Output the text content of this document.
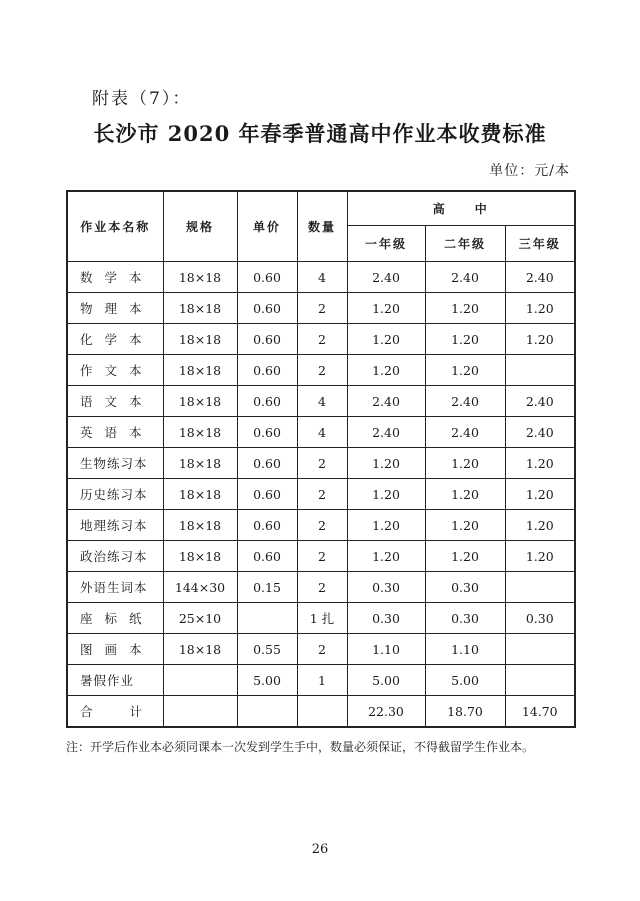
附表（7）：
长沙市 2020 年春季普通高中作业本收费标准
单位：元/本
作业本名称	规格	单价	数量	高　　中		
				一年级	二年级	三年级
数 学 本	18×18	0.60	4	2.40	2.40	2.40
物 理 本	18×18	0.60	2	1.20	1.20	1.20
化 学 本	18×18	0.60	2	1.20	1.20	1.20
作 文 本	18×18	0.60	2	1.20	1.20	
语 文 本	18×18	0.60	4	2.40	2.40	2.40
英 语 本	18×18	0.60	4	2.40	2.40	2.40
生物练习本	18×18	0.60	2	1.20	1.20	1.20
历史练习本	18×18	0.60	2	1.20	1.20	1.20
地理练习本	18×18	0.60	2	1.20	1.20	1.20
政治练习本	18×18	0.60	2	1.20	1.20	1.20
外语生词本	144×30	0.15	2	0.30	0.30	
座 标 纸	25×10		1 扎	0.30	0.30	0.30
图 画 本	18×18	0.55	2	1.10	1.10	
暑假作业		5.00	1	5.00	5.00	
合　　计				22.30	18.70	14.70
注：开学后作业本必须同课本一次发到学生手中，数量必须保证，不得截留学生作业本。
26
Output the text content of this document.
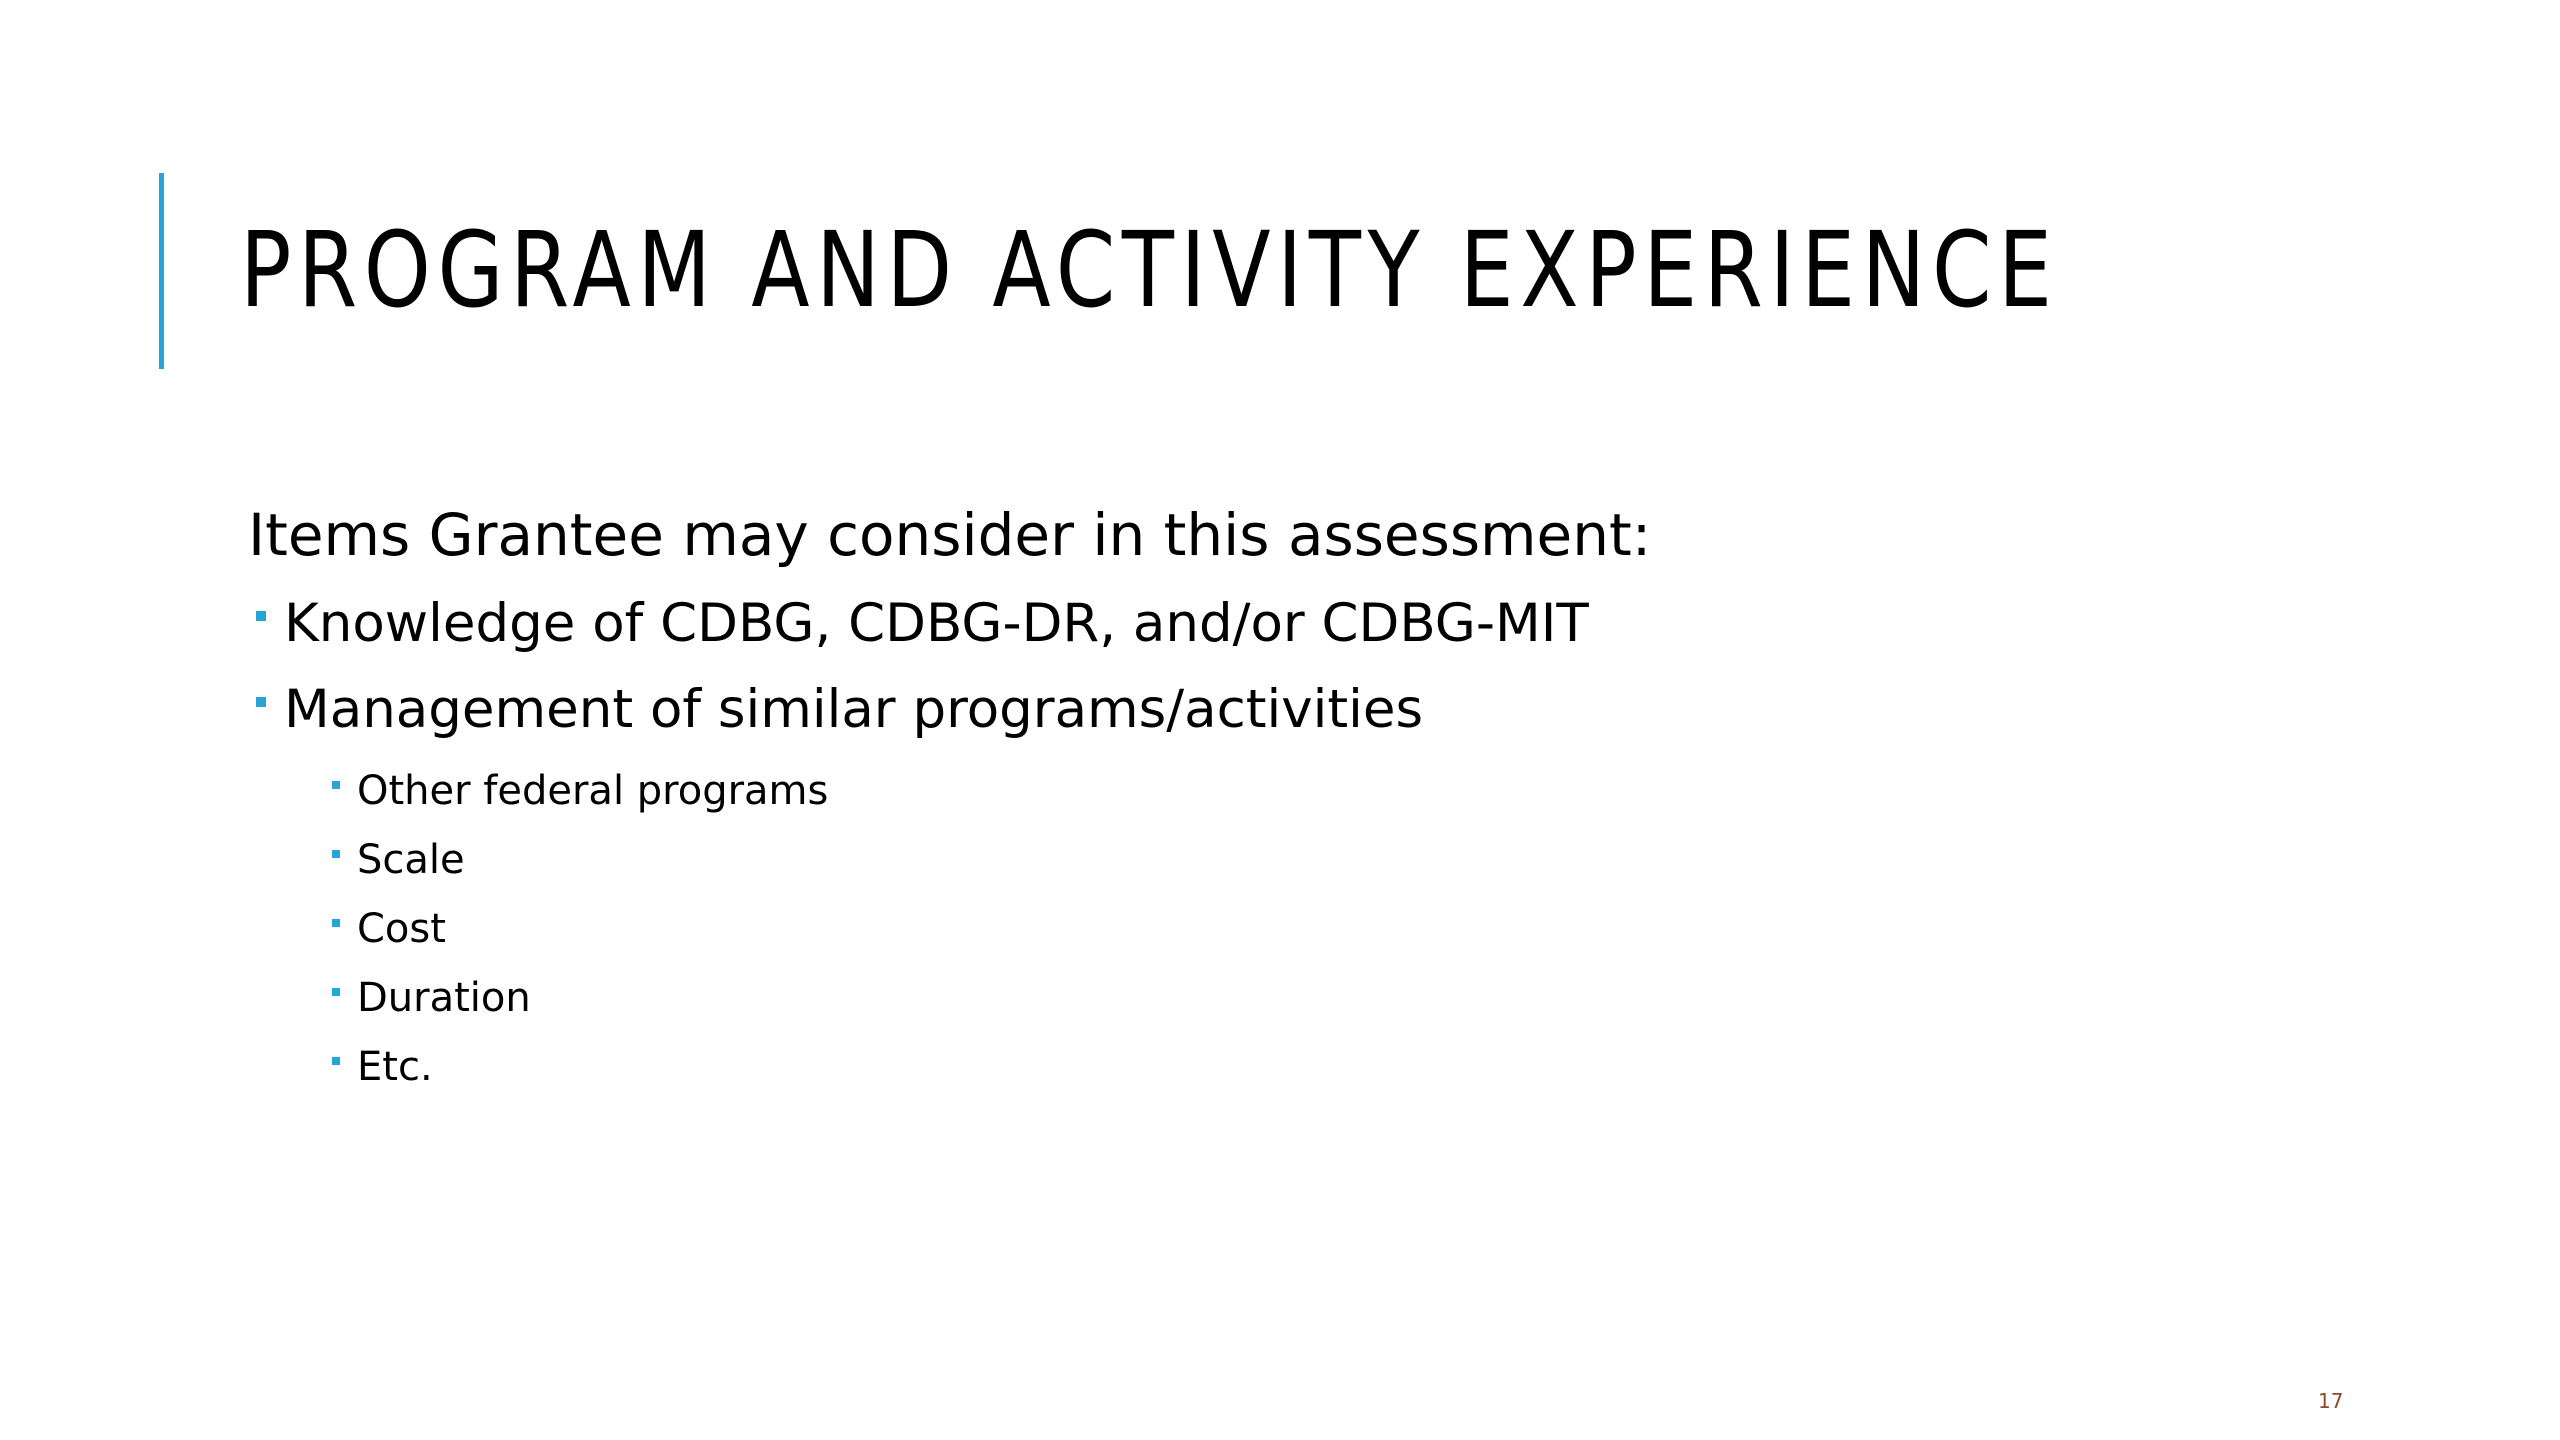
PROGRAM AND ACTIVITY EXPERIENCE

Items Grantee may consider in this assessment:

Knowledge of CDBG, CDBG-DR, and/or CDBG-MIT
Management of similar programs/activities
Other federal programs
Scale
Cost
Duration
Etc.
17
☆ ☆ ☆ ☆ ☆ ☆ ☆
In your copy of the records, include no pictures; repeat everything else exactly.

Output the text content of this document.
附表（7）：
长沙市 2020 年春季普通高中作业本收费标准
单位：元/本
作业本名称	规格	单价	数量	高　　中		
				一年级	二年级	三年级
数 学 本	18×18	0.60	4	2.40	2.40	2.40
物 理 本	18×18	0.60	2	1.20	1.20	1.20
化 学 本	18×18	0.60	2	1.20	1.20	1.20
作 文 本	18×18	0.60	2	1.20	1.20	
语 文 本	18×18	0.60	4	2.40	2.40	2.40
英 语 本	18×18	0.60	4	2.40	2.40	2.40
生物练习本	18×18	0.60	2	1.20	1.20	1.20
历史练习本	18×18	0.60	2	1.20	1.20	1.20
地理练习本	18×18	0.60	2	1.20	1.20	1.20
政治练习本	18×18	0.60	2	1.20	1.20	1.20
外语生词本	144×30	0.15	2	0.30	0.30	
座 标 纸	25×10		1 扎	0.30	0.30	0.30
图 画 本	18×18	0.55	2	1.10	1.10	
暑假作业		5.00	1	5.00	5.00	
合　　计				22.30	18.70	14.70
注：开学后作业本必须同课本一次发到学生手中，数量必须保证，不得截留学生作业本。
26
Output the text content of this document.
PROGRAM AND ACTIVITY EXPERIENCE

Items Grantee may consider in this assessment:

Knowledge of CDBG, CDBG-DR, and/or CDBG-MIT
Management of similar programs/activities
Other federal programs
Scale
Cost
Duration
Etc.
17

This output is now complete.